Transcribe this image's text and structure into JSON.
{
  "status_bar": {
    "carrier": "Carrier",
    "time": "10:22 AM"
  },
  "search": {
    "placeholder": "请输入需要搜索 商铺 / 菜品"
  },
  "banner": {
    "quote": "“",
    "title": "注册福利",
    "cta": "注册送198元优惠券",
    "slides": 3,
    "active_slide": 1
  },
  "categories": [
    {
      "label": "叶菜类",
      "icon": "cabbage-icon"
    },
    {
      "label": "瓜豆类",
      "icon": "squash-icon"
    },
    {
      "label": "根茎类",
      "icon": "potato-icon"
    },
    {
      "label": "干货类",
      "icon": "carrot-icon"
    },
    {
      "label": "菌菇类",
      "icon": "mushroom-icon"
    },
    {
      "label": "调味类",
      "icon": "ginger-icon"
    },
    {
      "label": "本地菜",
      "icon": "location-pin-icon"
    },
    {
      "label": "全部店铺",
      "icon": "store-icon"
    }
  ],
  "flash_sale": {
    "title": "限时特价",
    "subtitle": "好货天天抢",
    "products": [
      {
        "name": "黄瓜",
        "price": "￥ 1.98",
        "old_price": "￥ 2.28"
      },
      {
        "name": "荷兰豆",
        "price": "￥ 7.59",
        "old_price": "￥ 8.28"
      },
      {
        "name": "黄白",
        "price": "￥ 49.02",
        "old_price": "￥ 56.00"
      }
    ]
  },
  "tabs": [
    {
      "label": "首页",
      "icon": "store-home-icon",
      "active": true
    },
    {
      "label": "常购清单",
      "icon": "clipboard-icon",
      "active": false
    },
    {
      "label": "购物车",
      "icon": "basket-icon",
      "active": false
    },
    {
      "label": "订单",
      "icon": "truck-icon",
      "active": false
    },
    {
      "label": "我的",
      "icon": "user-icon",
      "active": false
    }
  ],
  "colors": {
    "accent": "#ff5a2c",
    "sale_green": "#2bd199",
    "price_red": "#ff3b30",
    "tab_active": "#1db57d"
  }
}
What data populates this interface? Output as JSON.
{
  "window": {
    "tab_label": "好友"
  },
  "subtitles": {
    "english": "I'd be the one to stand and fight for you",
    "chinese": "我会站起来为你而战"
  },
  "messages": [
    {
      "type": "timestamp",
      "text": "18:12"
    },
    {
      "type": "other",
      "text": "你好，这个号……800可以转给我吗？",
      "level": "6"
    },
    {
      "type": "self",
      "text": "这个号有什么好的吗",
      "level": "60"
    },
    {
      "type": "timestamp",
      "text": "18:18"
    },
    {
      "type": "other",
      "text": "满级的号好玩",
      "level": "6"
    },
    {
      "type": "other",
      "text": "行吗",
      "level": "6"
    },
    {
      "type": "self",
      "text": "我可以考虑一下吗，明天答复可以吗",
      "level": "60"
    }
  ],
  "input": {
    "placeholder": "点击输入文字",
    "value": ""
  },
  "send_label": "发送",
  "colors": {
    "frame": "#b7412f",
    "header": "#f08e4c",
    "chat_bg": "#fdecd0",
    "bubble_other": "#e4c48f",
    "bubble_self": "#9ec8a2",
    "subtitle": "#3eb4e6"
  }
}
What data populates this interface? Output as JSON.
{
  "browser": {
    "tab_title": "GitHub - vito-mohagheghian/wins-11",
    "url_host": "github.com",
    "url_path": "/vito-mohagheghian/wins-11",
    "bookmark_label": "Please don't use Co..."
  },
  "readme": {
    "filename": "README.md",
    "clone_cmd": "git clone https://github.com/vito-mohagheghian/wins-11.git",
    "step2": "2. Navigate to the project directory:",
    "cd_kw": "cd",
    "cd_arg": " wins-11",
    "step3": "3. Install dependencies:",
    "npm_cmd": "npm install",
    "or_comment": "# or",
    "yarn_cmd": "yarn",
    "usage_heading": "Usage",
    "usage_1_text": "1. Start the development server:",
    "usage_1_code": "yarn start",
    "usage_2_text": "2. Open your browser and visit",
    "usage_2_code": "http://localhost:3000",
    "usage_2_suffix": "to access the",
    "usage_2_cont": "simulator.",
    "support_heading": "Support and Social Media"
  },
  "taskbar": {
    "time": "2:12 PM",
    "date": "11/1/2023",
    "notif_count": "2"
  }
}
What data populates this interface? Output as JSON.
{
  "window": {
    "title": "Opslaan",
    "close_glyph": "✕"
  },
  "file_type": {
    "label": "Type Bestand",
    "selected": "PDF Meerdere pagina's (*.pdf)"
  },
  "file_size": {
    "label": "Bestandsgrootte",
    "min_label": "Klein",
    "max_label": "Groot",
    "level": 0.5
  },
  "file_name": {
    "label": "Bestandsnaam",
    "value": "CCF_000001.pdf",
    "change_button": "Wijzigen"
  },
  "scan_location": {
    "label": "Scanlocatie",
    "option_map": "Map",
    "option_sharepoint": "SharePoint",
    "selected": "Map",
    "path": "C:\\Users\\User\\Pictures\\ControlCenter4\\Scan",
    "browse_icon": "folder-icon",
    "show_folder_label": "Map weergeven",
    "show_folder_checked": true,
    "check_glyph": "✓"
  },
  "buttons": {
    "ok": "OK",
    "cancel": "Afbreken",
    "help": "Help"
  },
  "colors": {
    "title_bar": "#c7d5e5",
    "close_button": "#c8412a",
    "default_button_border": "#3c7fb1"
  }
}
_ _ _ _
Objective. Copy the data above exactly. Every line must be included.

Output for this exercise.
Transcribe this image's text and structure into JSON.
{
  "status_bar": {
    "carrier": "Carrier",
    "time": "10:22 AM"
  },
  "search": {
    "placeholder": "请输入需要搜索 商铺 / 菜品"
  },
  "banner": {
    "quote": "“",
    "title": "注册福利",
    "cta": "注册送198元优惠券",
    "slides": 3,
    "active_slide": 1
  },
  "categories": [
    {
      "label": "叶菜类",
      "icon": "cabbage-icon"
    },
    {
      "label": "瓜豆类",
      "icon": "squash-icon"
    },
    {
      "label": "根茎类",
      "icon": "potato-icon"
    },
    {
      "label": "干货类",
      "icon": "carrot-icon"
    },
    {
      "label": "菌菇类",
      "icon": "mushroom-icon"
    },
    {
      "label": "调味类",
      "icon": "ginger-icon"
    },
    {
      "label": "本地菜",
      "icon": "location-pin-icon"
    },
    {
      "label": "全部店铺",
      "icon": "store-icon"
    }
  ],
  "flash_sale": {
    "title": "限时特价",
    "subtitle": "好货天天抢",
    "products": [
      {
        "name": "黄瓜",
        "price": "￥ 1.98",
        "old_price": "￥ 2.28"
      },
      {
        "name": "荷兰豆",
        "price": "￥ 7.59",
        "old_price": "￥ 8.28"
      },
      {
        "name": "黄白",
        "price": "￥ 49.02",
        "old_price": "￥ 56.00"
      }
    ]
  },
  "tabs": [
    {
      "label": "首页",
      "icon": "store-home-icon",
      "active": true
    },
    {
      "label": "常购清单",
      "icon": "clipboard-icon",
      "active": false
    },
    {
      "label": "购物车",
      "icon": "basket-icon",
      "active": false
    },
    {
      "label": "订单",
      "icon": "truck-icon",
      "active": false
    },
    {
      "label": "我的",
      "icon": "user-icon",
      "active": false
    }
  ],
  "colors": {
    "accent": "#ff5a2c",
    "sale_green": "#2bd199",
    "price_red": "#ff3b30",
    "tab_active": "#1db57d"
  }
}
What data populates this interface? Output as JSON.
{
  "window": {
    "tab_label": "好友"
  },
  "subtitles": {
    "english": "I'd be the one to stand and fight for you",
    "chinese": "我会站起来为你而战"
  },
  "messages": [
    {
      "type": "timestamp",
      "text": "18:12"
    },
    {
      "type": "other",
      "text": "你好，这个号……800可以转给我吗？",
      "level": "6"
    },
    {
      "type": "self",
      "text": "这个号有什么好的吗",
      "level": "60"
    },
    {
      "type": "timestamp",
      "text": "18:18"
    },
    {
      "type": "other",
      "text": "满级的号好玩",
      "level": "6"
    },
    {
      "type": "other",
      "text": "行吗",
      "level": "6"
    },
    {
      "type": "self",
      "text": "我可以考虑一下吗，明天答复可以吗",
      "level": "60"
    }
  ],
  "input": {
    "placeholder": "点击输入文字",
    "value": ""
  },
  "send_label": "发送",
  "colors": {
    "frame": "#b7412f",
    "header": "#f08e4c",
    "chat_bg": "#fdecd0",
    "bubble_other": "#e4c48f",
    "bubble_self": "#9ec8a2",
    "subtitle": "#3eb4e6"
  }
}
What data populates this interface? Output as JSON.
{
  "browser": {
    "tab_title": "GitHub - vito-mohagheghian/wins-11",
    "url_host": "github.com",
    "url_path": "/vito-mohagheghian/wins-11",
    "bookmark_label": "Please don't use Co..."
  },
  "readme": {
    "filename": "README.md",
    "clone_cmd": "git clone https://github.com/vito-mohagheghian/wins-11.git",
    "step2": "2. Navigate to the project directory:",
    "cd_kw": "cd",
    "cd_arg": " wins-11",
    "step3": "3. Install dependencies:",
    "npm_cmd": "npm install",
    "or_comment": "# or",
    "yarn_cmd": "yarn",
    "usage_heading": "Usage",
    "usage_1_text": "1. Start the development server:",
    "usage_1_code": "yarn start",
    "usage_2_text": "2. Open your browser and visit",
    "usage_2_code": "http://localhost:3000",
    "usage_2_suffix": "to access the",
    "usage_2_cont": "simulator.",
    "support_heading": "Support and Social Media"
  },
  "taskbar": {
    "time": "2:12 PM",
    "date": "11/1/2023",
    "notif_count": "2"
  }
}
What data populates this interface? Output as JSON.
{
  "window": {
    "title": "Opslaan",
    "close_glyph": "✕"
  },
  "file_type": {
    "label": "Type Bestand",
    "selected": "PDF Meerdere pagina's (*.pdf)"
  },
  "file_size": {
    "label": "Bestandsgrootte",
    "min_label": "Klein",
    "max_label": "Groot",
    "level": 0.5
  },
  "file_name": {
    "label": "Bestandsnaam",
    "value": "CCF_000001.pdf",
    "change_button": "Wijzigen"
  },
  "scan_location": {
    "label": "Scanlocatie",
    "option_map": "Map",
    "option_sharepoint": "SharePoint",
    "selected": "Map",
    "path": "C:\\Users\\User\\Pictures\\ControlCenter4\\Scan",
    "browse_icon": "folder-icon",
    "show_folder_label": "Map weergeven",
    "show_folder_checked": true,
    "check_glyph": "✓"
  },
  "buttons": {
    "ok": "OK",
    "cancel": "Afbreken",
    "help": "Help"
  },
  "colors": {
    "title_bar": "#c7d5e5",
    "close_button": "#c8412a",
    "default_button_border": "#3c7fb1"
  }
}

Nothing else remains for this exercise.